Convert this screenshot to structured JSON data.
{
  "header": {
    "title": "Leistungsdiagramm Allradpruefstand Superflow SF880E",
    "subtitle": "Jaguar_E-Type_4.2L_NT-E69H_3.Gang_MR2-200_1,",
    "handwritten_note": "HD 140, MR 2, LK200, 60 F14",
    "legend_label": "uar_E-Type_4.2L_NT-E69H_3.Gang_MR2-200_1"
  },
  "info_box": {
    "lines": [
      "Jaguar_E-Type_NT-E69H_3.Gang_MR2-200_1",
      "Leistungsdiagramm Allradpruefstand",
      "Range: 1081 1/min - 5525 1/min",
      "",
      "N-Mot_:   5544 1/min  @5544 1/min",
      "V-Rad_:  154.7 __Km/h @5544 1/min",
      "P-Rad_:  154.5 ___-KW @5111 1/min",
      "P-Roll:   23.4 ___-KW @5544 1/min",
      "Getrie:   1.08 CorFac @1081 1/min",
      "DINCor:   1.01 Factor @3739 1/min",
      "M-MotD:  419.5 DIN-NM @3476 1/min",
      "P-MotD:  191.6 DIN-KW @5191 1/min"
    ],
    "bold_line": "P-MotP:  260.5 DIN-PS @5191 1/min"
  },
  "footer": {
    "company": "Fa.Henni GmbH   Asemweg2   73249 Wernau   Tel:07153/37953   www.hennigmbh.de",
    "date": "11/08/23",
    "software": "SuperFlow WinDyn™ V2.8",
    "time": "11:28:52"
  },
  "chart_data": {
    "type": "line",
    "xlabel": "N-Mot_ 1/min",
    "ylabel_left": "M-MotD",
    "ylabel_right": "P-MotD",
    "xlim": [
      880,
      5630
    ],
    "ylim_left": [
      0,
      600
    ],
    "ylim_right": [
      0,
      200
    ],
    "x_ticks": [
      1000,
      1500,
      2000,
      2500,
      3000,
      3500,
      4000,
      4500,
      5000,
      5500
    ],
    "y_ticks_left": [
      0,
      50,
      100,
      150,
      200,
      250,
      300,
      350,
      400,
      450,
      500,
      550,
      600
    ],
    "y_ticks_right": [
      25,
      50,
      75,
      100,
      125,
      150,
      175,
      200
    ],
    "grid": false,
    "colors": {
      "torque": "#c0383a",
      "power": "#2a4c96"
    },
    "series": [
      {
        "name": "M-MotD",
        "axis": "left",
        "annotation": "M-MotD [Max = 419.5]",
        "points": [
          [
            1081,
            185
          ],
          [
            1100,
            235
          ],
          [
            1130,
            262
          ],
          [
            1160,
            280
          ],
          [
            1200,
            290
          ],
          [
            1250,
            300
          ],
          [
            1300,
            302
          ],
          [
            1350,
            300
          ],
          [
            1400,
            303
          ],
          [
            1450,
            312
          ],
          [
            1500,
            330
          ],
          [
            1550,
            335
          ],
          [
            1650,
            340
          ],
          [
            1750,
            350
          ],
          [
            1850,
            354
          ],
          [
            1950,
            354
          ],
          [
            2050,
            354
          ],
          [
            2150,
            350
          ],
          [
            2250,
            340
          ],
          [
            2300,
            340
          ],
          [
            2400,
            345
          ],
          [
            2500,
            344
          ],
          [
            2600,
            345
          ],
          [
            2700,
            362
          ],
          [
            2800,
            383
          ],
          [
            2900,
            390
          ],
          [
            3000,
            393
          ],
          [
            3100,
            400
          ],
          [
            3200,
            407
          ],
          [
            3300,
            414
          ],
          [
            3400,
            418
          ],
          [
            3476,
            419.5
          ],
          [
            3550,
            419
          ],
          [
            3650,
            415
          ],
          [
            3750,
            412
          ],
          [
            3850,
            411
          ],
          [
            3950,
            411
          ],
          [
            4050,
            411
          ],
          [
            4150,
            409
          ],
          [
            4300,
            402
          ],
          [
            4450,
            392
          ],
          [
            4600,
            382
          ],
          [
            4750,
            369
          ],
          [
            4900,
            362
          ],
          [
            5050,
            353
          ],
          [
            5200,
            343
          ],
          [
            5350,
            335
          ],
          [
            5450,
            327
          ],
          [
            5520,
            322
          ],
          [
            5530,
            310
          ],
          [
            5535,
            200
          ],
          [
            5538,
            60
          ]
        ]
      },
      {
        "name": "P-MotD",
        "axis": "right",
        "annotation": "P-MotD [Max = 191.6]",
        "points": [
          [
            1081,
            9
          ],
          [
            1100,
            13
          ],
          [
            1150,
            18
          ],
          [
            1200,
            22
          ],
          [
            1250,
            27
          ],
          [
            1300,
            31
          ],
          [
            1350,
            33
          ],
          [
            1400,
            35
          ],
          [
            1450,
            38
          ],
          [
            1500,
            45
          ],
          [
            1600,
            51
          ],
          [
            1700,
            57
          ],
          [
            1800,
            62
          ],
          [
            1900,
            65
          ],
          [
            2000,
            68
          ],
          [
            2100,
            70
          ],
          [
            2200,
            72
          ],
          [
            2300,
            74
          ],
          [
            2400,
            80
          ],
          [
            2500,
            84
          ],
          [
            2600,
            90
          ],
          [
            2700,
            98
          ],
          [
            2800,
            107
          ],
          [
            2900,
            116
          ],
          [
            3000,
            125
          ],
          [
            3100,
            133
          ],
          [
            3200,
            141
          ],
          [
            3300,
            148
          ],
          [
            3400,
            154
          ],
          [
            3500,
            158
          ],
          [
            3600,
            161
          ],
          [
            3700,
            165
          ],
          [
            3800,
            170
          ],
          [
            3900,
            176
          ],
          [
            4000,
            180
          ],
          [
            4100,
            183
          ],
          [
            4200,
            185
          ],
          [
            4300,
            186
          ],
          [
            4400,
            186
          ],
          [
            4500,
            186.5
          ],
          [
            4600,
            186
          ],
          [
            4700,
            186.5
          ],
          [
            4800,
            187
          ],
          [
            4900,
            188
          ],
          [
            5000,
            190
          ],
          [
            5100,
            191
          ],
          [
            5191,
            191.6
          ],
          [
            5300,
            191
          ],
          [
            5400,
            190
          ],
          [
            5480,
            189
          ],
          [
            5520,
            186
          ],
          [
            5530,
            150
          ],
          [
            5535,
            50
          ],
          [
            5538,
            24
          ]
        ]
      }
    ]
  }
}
○ ○ ○ ○ ○
WHAT THE TASK ASKS
Every entry must be output again, exactly as written above.

WRITTEN RESPONSE
Convert this screenshot to structured JSON data.
{
  "header": {
    "title": "Leistungsdiagramm Allradpruefstand Superflow SF880E",
    "subtitle": "Jaguar_E-Type_4.2L_NT-E69H_3.Gang_MR2-200_1,",
    "handwritten_note": "HD 140, MR 2, LK200, 60 F14",
    "legend_label": "uar_E-Type_4.2L_NT-E69H_3.Gang_MR2-200_1"
  },
  "info_box": {
    "lines": [
      "Jaguar_E-Type_NT-E69H_3.Gang_MR2-200_1",
      "Leistungsdiagramm Allradpruefstand",
      "Range: 1081 1/min - 5525 1/min",
      "",
      "N-Mot_:   5544 1/min  @5544 1/min",
      "V-Rad_:  154.7 __Km/h @5544 1/min",
      "P-Rad_:  154.5 ___-KW @5111 1/min",
      "P-Roll:   23.4 ___-KW @5544 1/min",
      "Getrie:   1.08 CorFac @1081 1/min",
      "DINCor:   1.01 Factor @3739 1/min",
      "M-MotD:  419.5 DIN-NM @3476 1/min",
      "P-MotD:  191.6 DIN-KW @5191 1/min"
    ],
    "bold_line": "P-MotP:  260.5 DIN-PS @5191 1/min"
  },
  "footer": {
    "company": "Fa.Henni GmbH   Asemweg2   73249 Wernau   Tel:07153/37953   www.hennigmbh.de",
    "date": "11/08/23",
    "software": "SuperFlow WinDyn™ V2.8",
    "time": "11:28:52"
  },
  "chart_data": {
    "type": "line",
    "xlabel": "N-Mot_ 1/min",
    "ylabel_left": "M-MotD",
    "ylabel_right": "P-MotD",
    "xlim": [
      880,
      5630
    ],
    "ylim_left": [
      0,
      600
    ],
    "ylim_right": [
      0,
      200
    ],
    "x_ticks": [
      1000,
      1500,
      2000,
      2500,
      3000,
      3500,
      4000,
      4500,
      5000,
      5500
    ],
    "y_ticks_left": [
      0,
      50,
      100,
      150,
      200,
      250,
      300,
      350,
      400,
      450,
      500,
      550,
      600
    ],
    "y_ticks_right": [
      25,
      50,
      75,
      100,
      125,
      150,
      175,
      200
    ],
    "grid": false,
    "colors": {
      "torque": "#c0383a",
      "power": "#2a4c96"
    },
    "series": [
      {
        "name": "M-MotD",
        "axis": "left",
        "annotation": "M-MotD [Max = 419.5]",
        "points": [
          [
            1081,
            185
          ],
          [
            1100,
            235
          ],
          [
            1130,
            262
          ],
          [
            1160,
            280
          ],
          [
            1200,
            290
          ],
          [
            1250,
            300
          ],
          [
            1300,
            302
          ],
          [
            1350,
            300
          ],
          [
            1400,
            303
          ],
          [
            1450,
            312
          ],
          [
            1500,
            330
          ],
          [
            1550,
            335
          ],
          [
            1650,
            340
          ],
          [
            1750,
            350
          ],
          [
            1850,
            354
          ],
          [
            1950,
            354
          ],
          [
            2050,
            354
          ],
          [
            2150,
            350
          ],
          [
            2250,
            340
          ],
          [
            2300,
            340
          ],
          [
            2400,
            345
          ],
          [
            2500,
            344
          ],
          [
            2600,
            345
          ],
          [
            2700,
            362
          ],
          [
            2800,
            383
          ],
          [
            2900,
            390
          ],
          [
            3000,
            393
          ],
          [
            3100,
            400
          ],
          [
            3200,
            407
          ],
          [
            3300,
            414
          ],
          [
            3400,
            418
          ],
          [
            3476,
            419.5
          ],
          [
            3550,
            419
          ],
          [
            3650,
            415
          ],
          [
            3750,
            412
          ],
          [
            3850,
            411
          ],
          [
            3950,
            411
          ],
          [
            4050,
            411
          ],
          [
            4150,
            409
          ],
          [
            4300,
            402
          ],
          [
            4450,
            392
          ],
          [
            4600,
            382
          ],
          [
            4750,
            369
          ],
          [
            4900,
            362
          ],
          [
            5050,
            353
          ],
          [
            5200,
            343
          ],
          [
            5350,
            335
          ],
          [
            5450,
            327
          ],
          [
            5520,
            322
          ],
          [
            5530,
            310
          ],
          [
            5535,
            200
          ],
          [
            5538,
            60
          ]
        ]
      },
      {
        "name": "P-MotD",
        "axis": "right",
        "annotation": "P-MotD [Max = 191.6]",
        "points": [
          [
            1081,
            9
          ],
          [
            1100,
            13
          ],
          [
            1150,
            18
          ],
          [
            1200,
            22
          ],
          [
            1250,
            27
          ],
          [
            1300,
            31
          ],
          [
            1350,
            33
          ],
          [
            1400,
            35
          ],
          [
            1450,
            38
          ],
          [
            1500,
            45
          ],
          [
            1600,
            51
          ],
          [
            1700,
            57
          ],
          [
            1800,
            62
          ],
          [
            1900,
            65
          ],
          [
            2000,
            68
          ],
          [
            2100,
            70
          ],
          [
            2200,
            72
          ],
          [
            2300,
            74
          ],
          [
            2400,
            80
          ],
          [
            2500,
            84
          ],
          [
            2600,
            90
          ],
          [
            2700,
            98
          ],
          [
            2800,
            107
          ],
          [
            2900,
            116
          ],
          [
            3000,
            125
          ],
          [
            3100,
            133
          ],
          [
            3200,
            141
          ],
          [
            3300,
            148
          ],
          [
            3400,
            154
          ],
          [
            3500,
            158
          ],
          [
            3600,
            161
          ],
          [
            3700,
            165
          ],
          [
            3800,
            170
          ],
          [
            3900,
            176
          ],
          [
            4000,
            180
          ],
          [
            4100,
            183
          ],
          [
            4200,
            185
          ],
          [
            4300,
            186
          ],
          [
            4400,
            186
          ],
          [
            4500,
            186.5
          ],
          [
            4600,
            186
          ],
          [
            4700,
            186.5
          ],
          [
            4800,
            187
          ],
          [
            4900,
            188
          ],
          [
            5000,
            190
          ],
          [
            5100,
            191
          ],
          [
            5191,
            191.6
          ],
          [
            5300,
            191
          ],
          [
            5400,
            190
          ],
          [
            5480,
            189
          ],
          [
            5520,
            186
          ],
          [
            5530,
            150
          ],
          [
            5535,
            50
          ],
          [
            5538,
            24
          ]
        ]
      }
    ]
  }
}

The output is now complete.